::: Extracted material :::

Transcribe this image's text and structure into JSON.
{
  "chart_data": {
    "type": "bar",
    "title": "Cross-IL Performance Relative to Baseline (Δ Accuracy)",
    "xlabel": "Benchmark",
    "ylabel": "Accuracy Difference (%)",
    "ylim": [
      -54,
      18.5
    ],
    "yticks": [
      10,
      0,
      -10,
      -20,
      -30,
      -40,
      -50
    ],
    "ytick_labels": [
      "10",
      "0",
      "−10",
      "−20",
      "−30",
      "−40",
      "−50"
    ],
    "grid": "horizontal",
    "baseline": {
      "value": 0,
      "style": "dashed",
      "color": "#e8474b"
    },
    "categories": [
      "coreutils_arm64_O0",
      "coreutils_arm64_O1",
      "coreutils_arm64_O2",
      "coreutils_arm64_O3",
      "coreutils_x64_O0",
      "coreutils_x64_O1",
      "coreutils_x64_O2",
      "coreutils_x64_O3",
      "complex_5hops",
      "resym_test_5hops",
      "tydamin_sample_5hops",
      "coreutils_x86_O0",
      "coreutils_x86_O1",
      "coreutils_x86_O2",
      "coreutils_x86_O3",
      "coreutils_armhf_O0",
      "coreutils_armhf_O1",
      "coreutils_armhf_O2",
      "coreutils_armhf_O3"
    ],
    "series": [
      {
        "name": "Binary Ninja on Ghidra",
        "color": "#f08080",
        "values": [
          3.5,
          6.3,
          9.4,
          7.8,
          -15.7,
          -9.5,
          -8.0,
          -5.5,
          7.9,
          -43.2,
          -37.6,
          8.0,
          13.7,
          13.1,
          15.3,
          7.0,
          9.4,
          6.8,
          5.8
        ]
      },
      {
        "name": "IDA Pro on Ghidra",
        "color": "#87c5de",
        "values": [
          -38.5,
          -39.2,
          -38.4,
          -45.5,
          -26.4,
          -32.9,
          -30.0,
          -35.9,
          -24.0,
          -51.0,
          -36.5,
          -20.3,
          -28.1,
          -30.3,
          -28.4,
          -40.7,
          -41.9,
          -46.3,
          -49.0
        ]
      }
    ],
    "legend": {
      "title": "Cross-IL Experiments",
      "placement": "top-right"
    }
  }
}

:::

Directive:
Reproduce each line of the material above precisely.

The response:
Transcribe this image's text and structure into JSON.
{
  "chart_data": {
    "type": "bar",
    "title": "Cross-IL Performance Relative to Baseline (Δ Accuracy)",
    "xlabel": "Benchmark",
    "ylabel": "Accuracy Difference (%)",
    "ylim": [
      -54,
      18.5
    ],
    "yticks": [
      10,
      0,
      -10,
      -20,
      -30,
      -40,
      -50
    ],
    "ytick_labels": [
      "10",
      "0",
      "−10",
      "−20",
      "−30",
      "−40",
      "−50"
    ],
    "grid": "horizontal",
    "baseline": {
      "value": 0,
      "style": "dashed",
      "color": "#e8474b"
    },
    "categories": [
      "coreutils_arm64_O0",
      "coreutils_arm64_O1",
      "coreutils_arm64_O2",
      "coreutils_arm64_O3",
      "coreutils_x64_O0",
      "coreutils_x64_O1",
      "coreutils_x64_O2",
      "coreutils_x64_O3",
      "complex_5hops",
      "resym_test_5hops",
      "tydamin_sample_5hops",
      "coreutils_x86_O0",
      "coreutils_x86_O1",
      "coreutils_x86_O2",
      "coreutils_x86_O3",
      "coreutils_armhf_O0",
      "coreutils_armhf_O1",
      "coreutils_armhf_O2",
      "coreutils_armhf_O3"
    ],
    "series": [
      {
        "name": "Binary Ninja on Ghidra",
        "color": "#f08080",
        "values": [
          3.5,
          6.3,
          9.4,
          7.8,
          -15.7,
          -9.5,
          -8.0,
          -5.5,
          7.9,
          -43.2,
          -37.6,
          8.0,
          13.7,
          13.1,
          15.3,
          7.0,
          9.4,
          6.8,
          5.8
        ]
      },
      {
        "name": "IDA Pro on Ghidra",
        "color": "#87c5de",
        "values": [
          -38.5,
          -39.2,
          -38.4,
          -45.5,
          -26.4,
          -32.9,
          -30.0,
          -35.9,
          -24.0,
          -51.0,
          -36.5,
          -20.3,
          -28.1,
          -30.3,
          -28.4,
          -40.7,
          -41.9,
          -46.3,
          -49.0
        ]
      }
    ],
    "legend": {
      "title": "Cross-IL Experiments",
      "placement": "top-right"
    }
  }
}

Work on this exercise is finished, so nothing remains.